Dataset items
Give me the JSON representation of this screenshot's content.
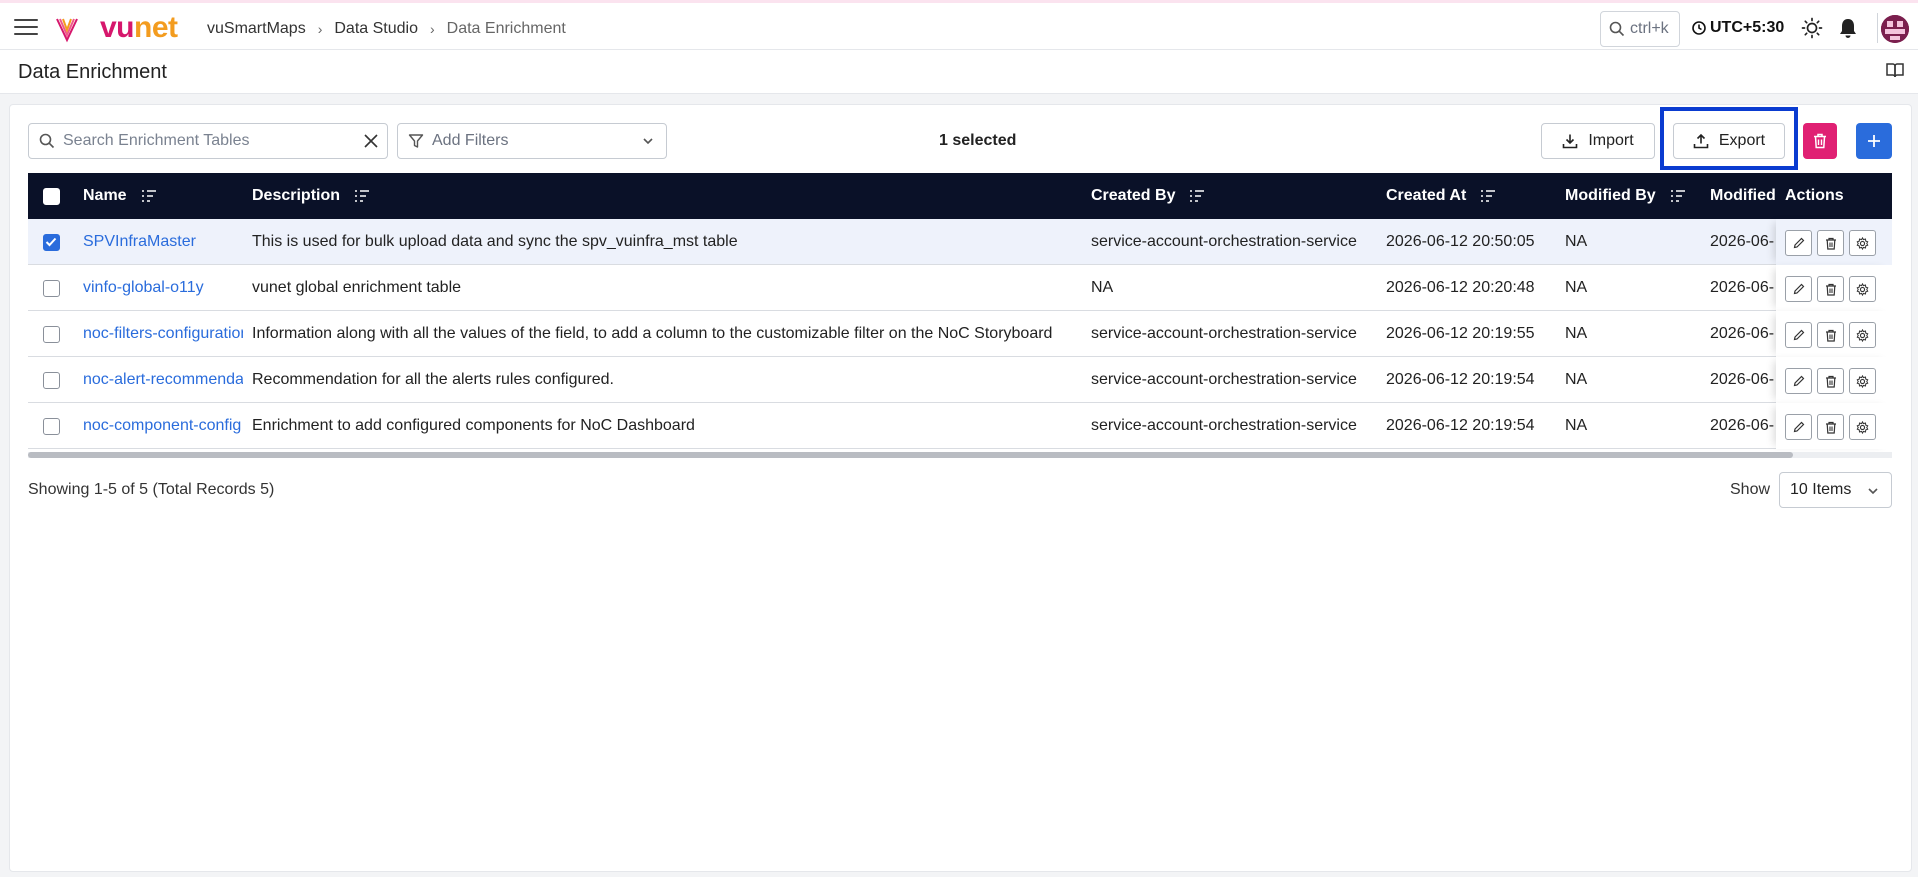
{
  "app": {
    "brand_left": "vu",
    "brand_right": "net",
    "breadcrumb": [
      "vuSmartMaps",
      "Data Studio",
      "Data Enrichment"
    ],
    "search_shortcut": "ctrl+k",
    "timezone": "UTC+5:30"
  },
  "page": {
    "title": "Data Enrichment"
  },
  "toolbar": {
    "search_placeholder": "Search Enrichment Tables",
    "filter_placeholder": "Add Filters",
    "selected_text": "1 selected",
    "import_label": "Import",
    "export_label": "Export"
  },
  "table": {
    "columns": [
      "Name",
      "Description",
      "Created By",
      "Created At",
      "Modified By",
      "Modified",
      "Actions"
    ],
    "rows": [
      {
        "name": "SPVInfraMaster",
        "description": "This is used for bulk upload data and sync the spv_vuinfra_mst table",
        "created_by": "service-account-orchestration-service",
        "created_at": "2026-06-12 20:50:05",
        "modified_by": "NA",
        "modified_at": "2026-06-",
        "checked": true
      },
      {
        "name": "vinfo-global-o11y",
        "description": "vunet global enrichment table",
        "created_by": "NA",
        "created_at": "2026-06-12 20:20:48",
        "modified_by": "NA",
        "modified_at": "2026-06-",
        "checked": false
      },
      {
        "name": "noc-filters-configuration",
        "description": "Information along with all the values of the field, to add a column to the customizable filter on the NoC Storyboard",
        "created_by": "service-account-orchestration-service",
        "created_at": "2026-06-12 20:19:55",
        "modified_by": "NA",
        "modified_at": "2026-06-",
        "checked": false
      },
      {
        "name": "noc-alert-recommendation",
        "description": "Recommendation for all the alerts rules configured.",
        "created_by": "service-account-orchestration-service",
        "created_at": "2026-06-12 20:19:54",
        "modified_by": "NA",
        "modified_at": "2026-06-",
        "checked": false
      },
      {
        "name": "noc-component-config",
        "description": "Enrichment to add configured components for NoC Dashboard",
        "created_by": "service-account-orchestration-service",
        "created_at": "2026-06-12 20:19:54",
        "modified_by": "NA",
        "modified_at": "2026-06-",
        "checked": false
      }
    ]
  },
  "footer": {
    "showing_text": "Showing 1-5 of 5 (Total Records 5)",
    "show_label": "Show",
    "page_size": "10 Items"
  },
  "colors": {
    "brand_pink": "#d6176c",
    "brand_orange": "#f39c1f",
    "header_bg": "#0a1128",
    "link": "#2a6cdc",
    "delete": "#e02073",
    "add": "#2a6cdc",
    "focus_outline": "#0a3bd0"
  }
}
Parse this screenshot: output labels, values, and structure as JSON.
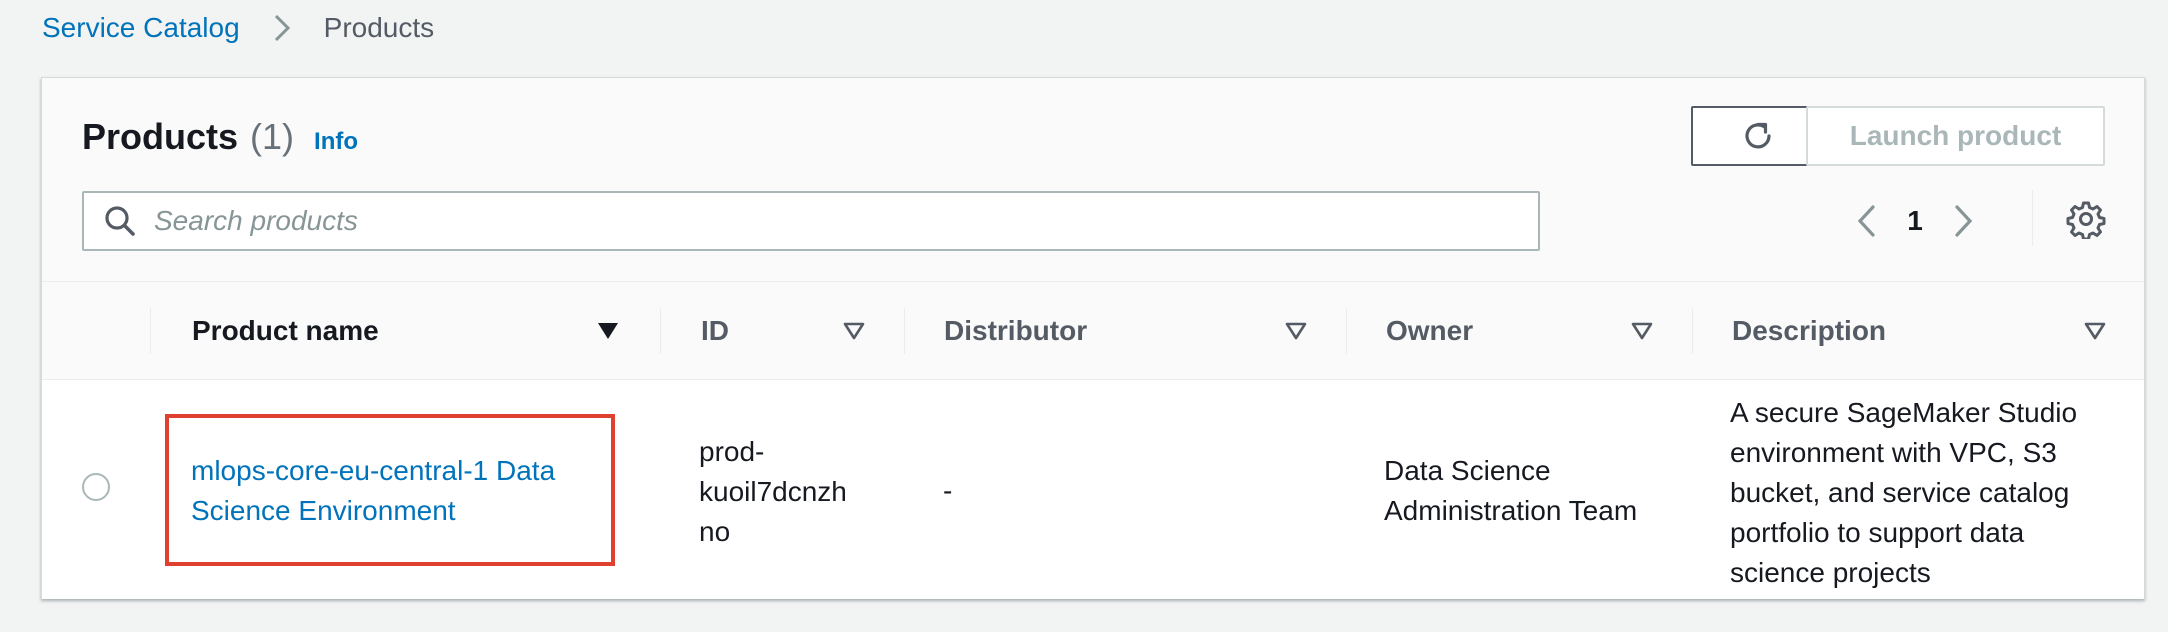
{
  "breadcrumb": {
    "parent": "Service Catalog",
    "current": "Products"
  },
  "header": {
    "title": "Products",
    "count": "(1)",
    "info": "Info",
    "launch_label": "Launch product"
  },
  "search": {
    "placeholder": "Search products",
    "value": ""
  },
  "pagination": {
    "page": "1"
  },
  "table": {
    "columns": [
      "Product name",
      "ID",
      "Distributor",
      "Owner",
      "Description"
    ],
    "rows": [
      {
        "name": "mlops-core-eu-central-1 Data Science Environment",
        "id": "prod-kuoil7dcnzhno",
        "id_display": [
          "prod-",
          "kuoil7dcnzh",
          "no"
        ],
        "distributor": "-",
        "owner": "Data Science Administration Team",
        "description": "A secure SageMaker Studio environment with VPC, S3 bucket, and service catalog portfolio to support data science projects",
        "selected": false
      }
    ]
  },
  "icons": {
    "breadcrumb_separator": "chevron-right-icon",
    "refresh": "refresh-icon",
    "search": "search-icon",
    "prev": "chevron-left-icon",
    "next": "chevron-right-icon",
    "settings": "gear-icon",
    "sort_active": "caret-down-filled-icon",
    "sort_inactive": "caret-down-outline-icon"
  },
  "colors": {
    "link": "#0073bb",
    "highlight": "#e0402f",
    "disabled": "#aab7b8",
    "background": "#f2f3f3"
  }
}
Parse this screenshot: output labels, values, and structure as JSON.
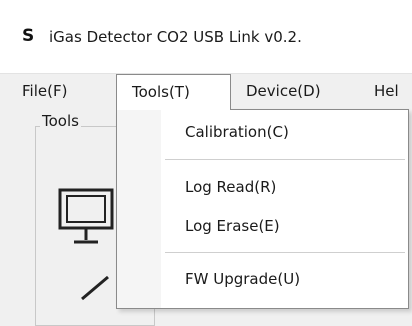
{
  "window": {
    "icon_label": "S",
    "title": "iGas Detector CO2 USB Link  v0.2."
  },
  "menubar": {
    "file": "File(F)",
    "tools": "Tools(T)",
    "device": "Device(D)",
    "help": "Hel"
  },
  "groupbox": {
    "title": "Tools"
  },
  "tools_menu": {
    "calibration": "Calibration(C)",
    "log_read": "Log Read(R)",
    "log_erase": "Log Erase(E)",
    "fw_upgrade": "FW Upgrade(U)"
  },
  "icons": {
    "monitor": "monitor-icon",
    "partial": "partial-icon"
  }
}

● **Aim**
Go through the records. Copy each line where "chevron" appears.

● **Answer in full**
    "breadcrumb_separator": "chevron-right-icon",
    "prev": "chevron-left-icon",
    "next": "chevron-right-icon",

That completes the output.